> REQUEST
Transcribe the records that follow, preserving every word.
** start MATERIAL SHOWN **
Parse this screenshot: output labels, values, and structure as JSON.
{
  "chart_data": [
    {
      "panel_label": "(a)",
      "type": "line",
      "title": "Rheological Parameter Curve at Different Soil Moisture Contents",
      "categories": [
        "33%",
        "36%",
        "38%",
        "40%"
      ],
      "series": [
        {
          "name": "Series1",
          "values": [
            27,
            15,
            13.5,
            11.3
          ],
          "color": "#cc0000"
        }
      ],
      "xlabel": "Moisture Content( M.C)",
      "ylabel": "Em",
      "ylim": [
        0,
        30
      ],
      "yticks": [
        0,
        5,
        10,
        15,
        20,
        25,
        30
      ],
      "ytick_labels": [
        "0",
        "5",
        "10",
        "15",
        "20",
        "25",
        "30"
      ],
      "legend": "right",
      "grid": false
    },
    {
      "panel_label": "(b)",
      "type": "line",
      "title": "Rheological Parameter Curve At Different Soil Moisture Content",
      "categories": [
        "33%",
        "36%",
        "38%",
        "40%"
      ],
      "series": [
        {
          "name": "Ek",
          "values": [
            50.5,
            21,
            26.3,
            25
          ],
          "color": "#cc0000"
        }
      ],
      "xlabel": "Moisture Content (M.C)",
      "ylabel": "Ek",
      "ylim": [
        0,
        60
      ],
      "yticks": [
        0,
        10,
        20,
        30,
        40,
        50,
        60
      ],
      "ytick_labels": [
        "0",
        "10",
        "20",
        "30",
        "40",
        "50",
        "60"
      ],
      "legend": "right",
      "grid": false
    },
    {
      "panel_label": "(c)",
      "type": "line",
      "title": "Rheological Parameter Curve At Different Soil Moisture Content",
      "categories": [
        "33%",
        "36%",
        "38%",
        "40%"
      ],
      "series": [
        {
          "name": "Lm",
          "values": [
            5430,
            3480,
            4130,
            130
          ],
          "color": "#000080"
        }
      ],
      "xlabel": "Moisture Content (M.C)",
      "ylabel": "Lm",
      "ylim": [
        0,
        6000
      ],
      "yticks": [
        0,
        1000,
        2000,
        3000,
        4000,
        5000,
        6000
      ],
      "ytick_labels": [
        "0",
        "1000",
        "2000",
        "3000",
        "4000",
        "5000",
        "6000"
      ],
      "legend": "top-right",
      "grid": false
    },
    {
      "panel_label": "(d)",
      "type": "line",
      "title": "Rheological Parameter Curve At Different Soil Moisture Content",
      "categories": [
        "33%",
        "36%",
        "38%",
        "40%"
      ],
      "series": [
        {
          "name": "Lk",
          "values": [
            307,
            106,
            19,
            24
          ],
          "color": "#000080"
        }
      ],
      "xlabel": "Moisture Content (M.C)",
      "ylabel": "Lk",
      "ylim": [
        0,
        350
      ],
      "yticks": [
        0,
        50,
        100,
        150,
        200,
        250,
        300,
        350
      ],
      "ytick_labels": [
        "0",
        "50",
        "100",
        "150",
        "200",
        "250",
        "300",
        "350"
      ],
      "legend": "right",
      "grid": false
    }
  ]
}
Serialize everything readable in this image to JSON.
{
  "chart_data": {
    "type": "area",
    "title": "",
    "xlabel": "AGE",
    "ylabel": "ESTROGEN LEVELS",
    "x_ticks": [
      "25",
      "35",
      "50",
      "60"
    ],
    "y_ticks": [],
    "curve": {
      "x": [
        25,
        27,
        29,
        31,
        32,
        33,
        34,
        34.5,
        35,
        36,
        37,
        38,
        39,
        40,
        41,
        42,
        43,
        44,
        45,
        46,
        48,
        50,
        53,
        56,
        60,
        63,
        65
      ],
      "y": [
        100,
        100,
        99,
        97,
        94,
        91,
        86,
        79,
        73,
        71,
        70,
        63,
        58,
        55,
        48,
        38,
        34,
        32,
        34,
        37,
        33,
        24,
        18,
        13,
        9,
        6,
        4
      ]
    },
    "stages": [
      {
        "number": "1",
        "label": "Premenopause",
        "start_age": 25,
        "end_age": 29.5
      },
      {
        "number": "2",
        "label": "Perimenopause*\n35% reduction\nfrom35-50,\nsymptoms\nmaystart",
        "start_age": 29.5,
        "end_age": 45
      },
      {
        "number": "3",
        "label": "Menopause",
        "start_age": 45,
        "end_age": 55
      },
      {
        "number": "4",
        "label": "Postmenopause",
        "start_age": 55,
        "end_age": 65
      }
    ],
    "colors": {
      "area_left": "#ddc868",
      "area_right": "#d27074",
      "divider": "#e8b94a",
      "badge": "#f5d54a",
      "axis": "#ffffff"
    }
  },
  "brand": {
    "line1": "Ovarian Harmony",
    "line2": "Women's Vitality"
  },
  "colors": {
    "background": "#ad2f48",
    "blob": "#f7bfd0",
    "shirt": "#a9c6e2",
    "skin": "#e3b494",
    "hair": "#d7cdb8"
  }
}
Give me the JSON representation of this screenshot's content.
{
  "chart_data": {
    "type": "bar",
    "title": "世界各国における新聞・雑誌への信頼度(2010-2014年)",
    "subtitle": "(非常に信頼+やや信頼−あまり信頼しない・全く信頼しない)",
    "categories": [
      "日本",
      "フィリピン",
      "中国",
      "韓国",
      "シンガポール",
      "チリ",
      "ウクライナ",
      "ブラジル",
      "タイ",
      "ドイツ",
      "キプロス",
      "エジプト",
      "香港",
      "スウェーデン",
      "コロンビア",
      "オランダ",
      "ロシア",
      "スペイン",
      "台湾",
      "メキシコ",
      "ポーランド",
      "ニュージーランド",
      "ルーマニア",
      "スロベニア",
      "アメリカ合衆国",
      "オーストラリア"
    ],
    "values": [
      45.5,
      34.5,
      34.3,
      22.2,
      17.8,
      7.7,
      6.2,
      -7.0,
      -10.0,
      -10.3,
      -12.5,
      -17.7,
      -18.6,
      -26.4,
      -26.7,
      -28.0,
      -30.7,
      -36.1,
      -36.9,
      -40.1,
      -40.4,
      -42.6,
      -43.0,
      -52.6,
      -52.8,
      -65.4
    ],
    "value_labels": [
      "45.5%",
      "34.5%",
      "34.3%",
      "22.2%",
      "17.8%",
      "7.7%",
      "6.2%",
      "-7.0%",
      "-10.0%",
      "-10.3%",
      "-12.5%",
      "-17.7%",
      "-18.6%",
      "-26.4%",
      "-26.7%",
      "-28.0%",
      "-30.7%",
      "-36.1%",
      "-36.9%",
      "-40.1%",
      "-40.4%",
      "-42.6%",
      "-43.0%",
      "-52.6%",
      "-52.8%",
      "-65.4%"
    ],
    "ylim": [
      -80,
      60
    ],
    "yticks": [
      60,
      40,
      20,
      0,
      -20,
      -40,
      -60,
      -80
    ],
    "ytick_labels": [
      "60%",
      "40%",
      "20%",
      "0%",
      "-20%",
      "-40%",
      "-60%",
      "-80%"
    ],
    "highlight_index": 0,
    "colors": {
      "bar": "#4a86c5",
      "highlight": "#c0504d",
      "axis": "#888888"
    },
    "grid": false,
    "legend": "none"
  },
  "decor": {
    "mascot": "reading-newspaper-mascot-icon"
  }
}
** end MATERIAL SHOWN **
> EXERCISE RESULT
Parse this screenshot: output labels, values, and structure as JSON.
{
  "chart_data": [
    {
      "panel_label": "(a)",
      "type": "line",
      "title": "Rheological Parameter Curve at Different Soil Moisture Contents",
      "categories": [
        "33%",
        "36%",
        "38%",
        "40%"
      ],
      "series": [
        {
          "name": "Series1",
          "values": [
            27,
            15,
            13.5,
            11.3
          ],
          "color": "#cc0000"
        }
      ],
      "xlabel": "Moisture Content( M.C)",
      "ylabel": "Em",
      "ylim": [
        0,
        30
      ],
      "yticks": [
        0,
        5,
        10,
        15,
        20,
        25,
        30
      ],
      "ytick_labels": [
        "0",
        "5",
        "10",
        "15",
        "20",
        "25",
        "30"
      ],
      "legend": "right",
      "grid": false
    },
    {
      "panel_label": "(b)",
      "type": "line",
      "title": "Rheological Parameter Curve At Different Soil Moisture Content",
      "categories": [
        "33%",
        "36%",
        "38%",
        "40%"
      ],
      "series": [
        {
          "name": "Ek",
          "values": [
            50.5,
            21,
            26.3,
            25
          ],
          "color": "#cc0000"
        }
      ],
      "xlabel": "Moisture Content (M.C)",
      "ylabel": "Ek",
      "ylim": [
        0,
        60
      ],
      "yticks": [
        0,
        10,
        20,
        30,
        40,
        50,
        60
      ],
      "ytick_labels": [
        "0",
        "10",
        "20",
        "30",
        "40",
        "50",
        "60"
      ],
      "legend": "right",
      "grid": false
    },
    {
      "panel_label": "(c)",
      "type": "line",
      "title": "Rheological Parameter Curve At Different Soil Moisture Content",
      "categories": [
        "33%",
        "36%",
        "38%",
        "40%"
      ],
      "series": [
        {
          "name": "Lm",
          "values": [
            5430,
            3480,
            4130,
            130
          ],
          "color": "#000080"
        }
      ],
      "xlabel": "Moisture Content (M.C)",
      "ylabel": "Lm",
      "ylim": [
        0,
        6000
      ],
      "yticks": [
        0,
        1000,
        2000,
        3000,
        4000,
        5000,
        6000
      ],
      "ytick_labels": [
        "0",
        "1000",
        "2000",
        "3000",
        "4000",
        "5000",
        "6000"
      ],
      "legend": "top-right",
      "grid": false
    },
    {
      "panel_label": "(d)",
      "type": "line",
      "title": "Rheological Parameter Curve At Different Soil Moisture Content",
      "categories": [
        "33%",
        "36%",
        "38%",
        "40%"
      ],
      "series": [
        {
          "name": "Lk",
          "values": [
            307,
            106,
            19,
            24
          ],
          "color": "#000080"
        }
      ],
      "xlabel": "Moisture Content (M.C)",
      "ylabel": "Lk",
      "ylim": [
        0,
        350
      ],
      "yticks": [
        0,
        50,
        100,
        150,
        200,
        250,
        300,
        350
      ],
      "ytick_labels": [
        "0",
        "50",
        "100",
        "150",
        "200",
        "250",
        "300",
        "350"
      ],
      "legend": "right",
      "grid": false
    }
  ]
}
Serialize everything readable in this image to JSON.
{
  "chart_data": {
    "type": "area",
    "title": "",
    "xlabel": "AGE",
    "ylabel": "ESTROGEN LEVELS",
    "x_ticks": [
      "25",
      "35",
      "50",
      "60"
    ],
    "y_ticks": [],
    "curve": {
      "x": [
        25,
        27,
        29,
        31,
        32,
        33,
        34,
        34.5,
        35,
        36,
        37,
        38,
        39,
        40,
        41,
        42,
        43,
        44,
        45,
        46,
        48,
        50,
        53,
        56,
        60,
        63,
        65
      ],
      "y": [
        100,
        100,
        99,
        97,
        94,
        91,
        86,
        79,
        73,
        71,
        70,
        63,
        58,
        55,
        48,
        38,
        34,
        32,
        34,
        37,
        33,
        24,
        18,
        13,
        9,
        6,
        4
      ]
    },
    "stages": [
      {
        "number": "1",
        "label": "Premenopause",
        "start_age": 25,
        "end_age": 29.5
      },
      {
        "number": "2",
        "label": "Perimenopause*\n35% reduction\nfrom35-50,\nsymptoms\nmaystart",
        "start_age": 29.5,
        "end_age": 45
      },
      {
        "number": "3",
        "label": "Menopause",
        "start_age": 45,
        "end_age": 55
      },
      {
        "number": "4",
        "label": "Postmenopause",
        "start_age": 55,
        "end_age": 65
      }
    ],
    "colors": {
      "area_left": "#ddc868",
      "area_right": "#d27074",
      "divider": "#e8b94a",
      "badge": "#f5d54a",
      "axis": "#ffffff"
    }
  },
  "brand": {
    "line1": "Ovarian Harmony",
    "line2": "Women's Vitality"
  },
  "colors": {
    "background": "#ad2f48",
    "blob": "#f7bfd0",
    "shirt": "#a9c6e2",
    "skin": "#e3b494",
    "hair": "#d7cdb8"
  }
}
Give me the JSON representation of this screenshot's content.
{
  "chart_data": {
    "type": "bar",
    "title": "世界各国における新聞・雑誌への信頼度(2010-2014年)",
    "subtitle": "(非常に信頼+やや信頼−あまり信頼しない・全く信頼しない)",
    "categories": [
      "日本",
      "フィリピン",
      "中国",
      "韓国",
      "シンガポール",
      "チリ",
      "ウクライナ",
      "ブラジル",
      "タイ",
      "ドイツ",
      "キプロス",
      "エジプト",
      "香港",
      "スウェーデン",
      "コロンビア",
      "オランダ",
      "ロシア",
      "スペイン",
      "台湾",
      "メキシコ",
      "ポーランド",
      "ニュージーランド",
      "ルーマニア",
      "スロベニア",
      "アメリカ合衆国",
      "オーストラリア"
    ],
    "values": [
      45.5,
      34.5,
      34.3,
      22.2,
      17.8,
      7.7,
      6.2,
      -7.0,
      -10.0,
      -10.3,
      -12.5,
      -17.7,
      -18.6,
      -26.4,
      -26.7,
      -28.0,
      -30.7,
      -36.1,
      -36.9,
      -40.1,
      -40.4,
      -42.6,
      -43.0,
      -52.6,
      -52.8,
      -65.4
    ],
    "value_labels": [
      "45.5%",
      "34.5%",
      "34.3%",
      "22.2%",
      "17.8%",
      "7.7%",
      "6.2%",
      "-7.0%",
      "-10.0%",
      "-10.3%",
      "-12.5%",
      "-17.7%",
      "-18.6%",
      "-26.4%",
      "-26.7%",
      "-28.0%",
      "-30.7%",
      "-36.1%",
      "-36.9%",
      "-40.1%",
      "-40.4%",
      "-42.6%",
      "-43.0%",
      "-52.6%",
      "-52.8%",
      "-65.4%"
    ],
    "ylim": [
      -80,
      60
    ],
    "yticks": [
      60,
      40,
      20,
      0,
      -20,
      -40,
      -60,
      -80
    ],
    "ytick_labels": [
      "60%",
      "40%",
      "20%",
      "0%",
      "-20%",
      "-40%",
      "-60%",
      "-80%"
    ],
    "highlight_index": 0,
    "colors": {
      "bar": "#4a86c5",
      "highlight": "#c0504d",
      "axis": "#888888"
    },
    "grid": false,
    "legend": "none"
  },
  "decor": {
    "mascot": "reading-newspaper-mascot-icon"
  }
}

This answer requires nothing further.